* Given instruction: Search the records for "insiste". Copy every line where it appears.

* Data to use:
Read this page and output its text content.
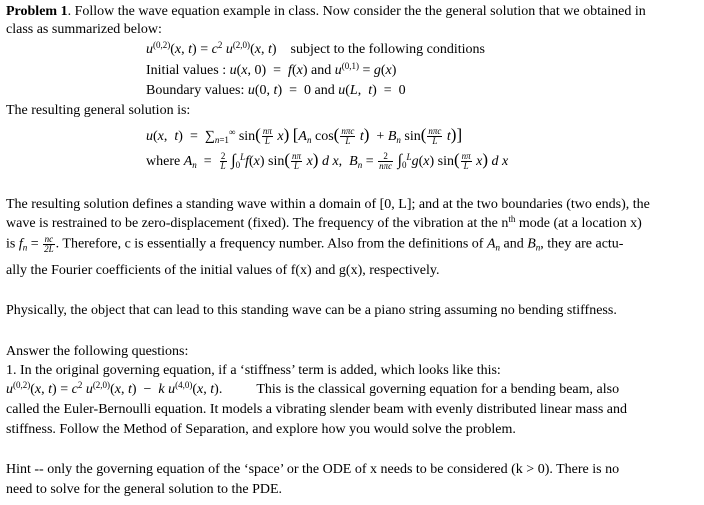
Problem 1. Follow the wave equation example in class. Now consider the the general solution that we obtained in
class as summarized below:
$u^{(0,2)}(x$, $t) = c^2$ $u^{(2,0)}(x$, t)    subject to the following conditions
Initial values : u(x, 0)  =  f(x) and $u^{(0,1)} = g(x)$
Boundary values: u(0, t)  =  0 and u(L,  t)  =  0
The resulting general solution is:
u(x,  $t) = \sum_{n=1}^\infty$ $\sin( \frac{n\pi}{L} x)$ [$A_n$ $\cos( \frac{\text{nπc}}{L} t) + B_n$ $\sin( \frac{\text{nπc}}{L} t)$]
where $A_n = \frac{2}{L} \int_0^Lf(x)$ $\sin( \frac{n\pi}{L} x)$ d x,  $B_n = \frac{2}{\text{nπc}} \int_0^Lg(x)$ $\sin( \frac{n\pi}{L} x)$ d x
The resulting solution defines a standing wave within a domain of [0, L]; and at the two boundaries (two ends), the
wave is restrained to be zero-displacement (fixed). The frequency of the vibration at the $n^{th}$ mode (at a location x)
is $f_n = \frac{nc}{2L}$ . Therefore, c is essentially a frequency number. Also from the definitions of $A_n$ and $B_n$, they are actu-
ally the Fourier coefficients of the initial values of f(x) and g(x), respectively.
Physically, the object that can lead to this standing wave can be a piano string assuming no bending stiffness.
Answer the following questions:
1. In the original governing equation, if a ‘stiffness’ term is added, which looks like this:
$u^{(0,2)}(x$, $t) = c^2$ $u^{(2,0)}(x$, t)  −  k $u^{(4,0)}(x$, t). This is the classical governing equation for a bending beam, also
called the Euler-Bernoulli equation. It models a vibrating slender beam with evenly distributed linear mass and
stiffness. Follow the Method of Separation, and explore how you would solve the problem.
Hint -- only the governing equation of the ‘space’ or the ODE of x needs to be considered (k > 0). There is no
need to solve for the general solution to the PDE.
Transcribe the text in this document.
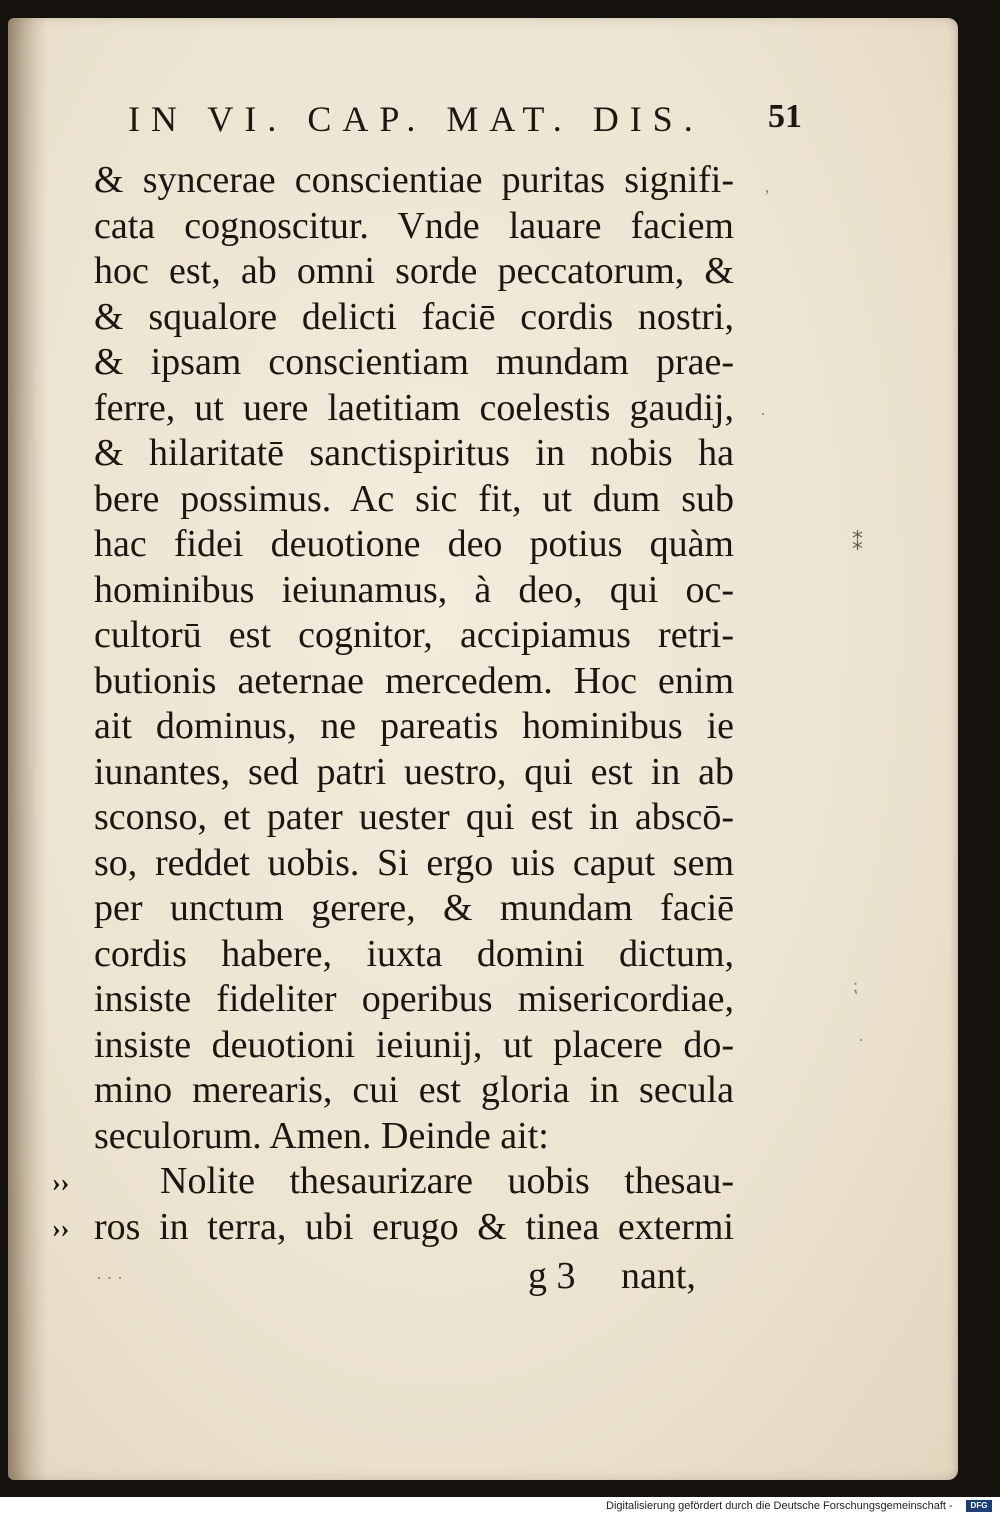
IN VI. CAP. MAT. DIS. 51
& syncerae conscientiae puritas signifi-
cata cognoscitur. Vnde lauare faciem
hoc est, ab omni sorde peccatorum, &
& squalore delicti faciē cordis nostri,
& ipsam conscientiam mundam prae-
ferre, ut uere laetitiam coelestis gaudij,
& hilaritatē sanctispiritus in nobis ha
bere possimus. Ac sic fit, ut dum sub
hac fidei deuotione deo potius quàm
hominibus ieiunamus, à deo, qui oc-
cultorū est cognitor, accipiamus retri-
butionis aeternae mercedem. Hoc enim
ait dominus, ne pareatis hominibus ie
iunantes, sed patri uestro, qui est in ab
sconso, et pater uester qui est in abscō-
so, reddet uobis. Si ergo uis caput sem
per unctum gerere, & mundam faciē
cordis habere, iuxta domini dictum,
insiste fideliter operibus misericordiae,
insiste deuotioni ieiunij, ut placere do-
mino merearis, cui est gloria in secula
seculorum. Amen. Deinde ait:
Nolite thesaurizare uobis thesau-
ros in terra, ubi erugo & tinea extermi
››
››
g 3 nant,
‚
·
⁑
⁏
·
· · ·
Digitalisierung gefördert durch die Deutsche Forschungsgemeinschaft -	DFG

--

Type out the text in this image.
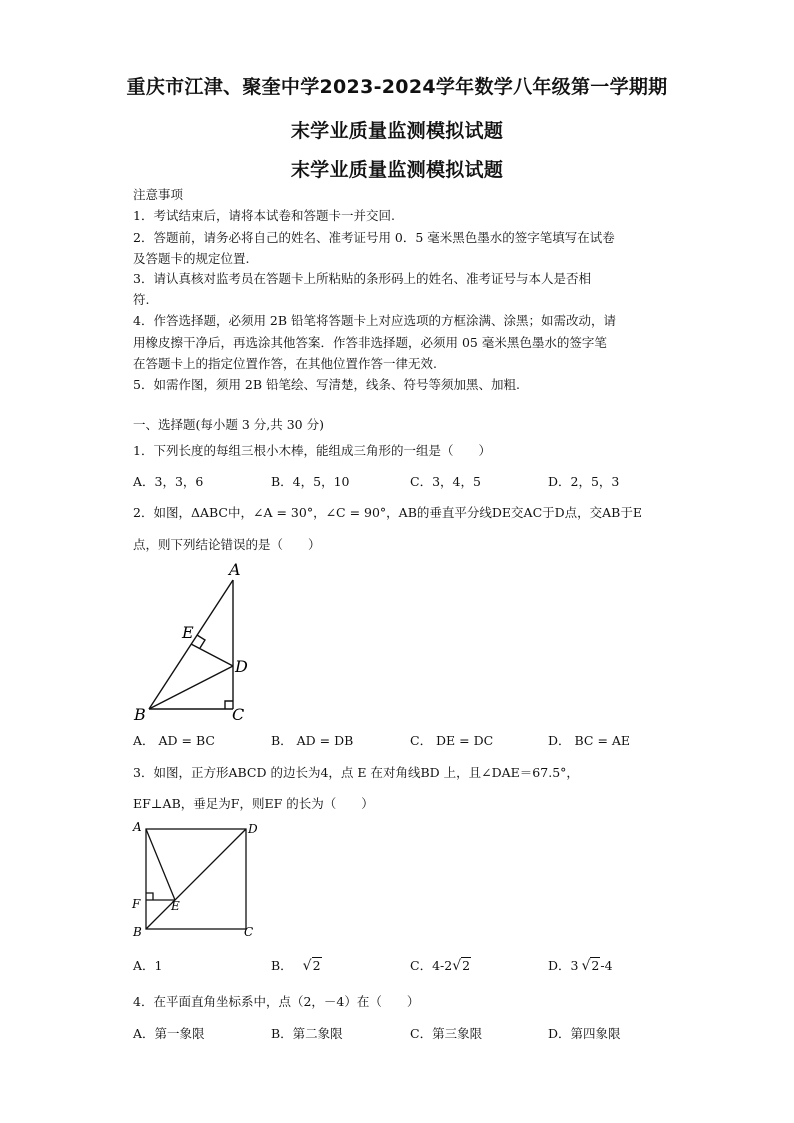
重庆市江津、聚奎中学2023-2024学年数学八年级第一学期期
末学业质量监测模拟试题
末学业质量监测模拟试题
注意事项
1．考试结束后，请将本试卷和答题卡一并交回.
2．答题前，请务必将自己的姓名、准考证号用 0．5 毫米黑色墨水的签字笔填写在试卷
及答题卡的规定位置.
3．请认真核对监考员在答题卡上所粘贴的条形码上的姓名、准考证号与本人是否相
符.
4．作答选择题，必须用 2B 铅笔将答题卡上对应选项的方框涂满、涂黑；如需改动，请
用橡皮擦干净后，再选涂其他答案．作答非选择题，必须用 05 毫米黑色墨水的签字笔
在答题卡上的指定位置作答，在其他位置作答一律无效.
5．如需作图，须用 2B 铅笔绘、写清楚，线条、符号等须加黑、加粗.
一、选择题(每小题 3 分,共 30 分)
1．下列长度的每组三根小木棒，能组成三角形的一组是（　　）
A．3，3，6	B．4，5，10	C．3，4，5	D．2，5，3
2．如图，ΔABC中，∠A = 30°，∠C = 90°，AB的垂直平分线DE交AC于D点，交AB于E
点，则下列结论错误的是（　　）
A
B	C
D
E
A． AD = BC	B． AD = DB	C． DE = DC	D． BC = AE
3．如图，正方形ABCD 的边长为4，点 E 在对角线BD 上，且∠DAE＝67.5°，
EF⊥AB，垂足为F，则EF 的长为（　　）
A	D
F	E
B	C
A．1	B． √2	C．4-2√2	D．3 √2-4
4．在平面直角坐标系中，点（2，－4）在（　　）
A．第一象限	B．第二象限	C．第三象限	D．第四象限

* Complete answer:
insiste fideliter operibus misericordiae,
insiste deuotioni ieiunij, ut placere do-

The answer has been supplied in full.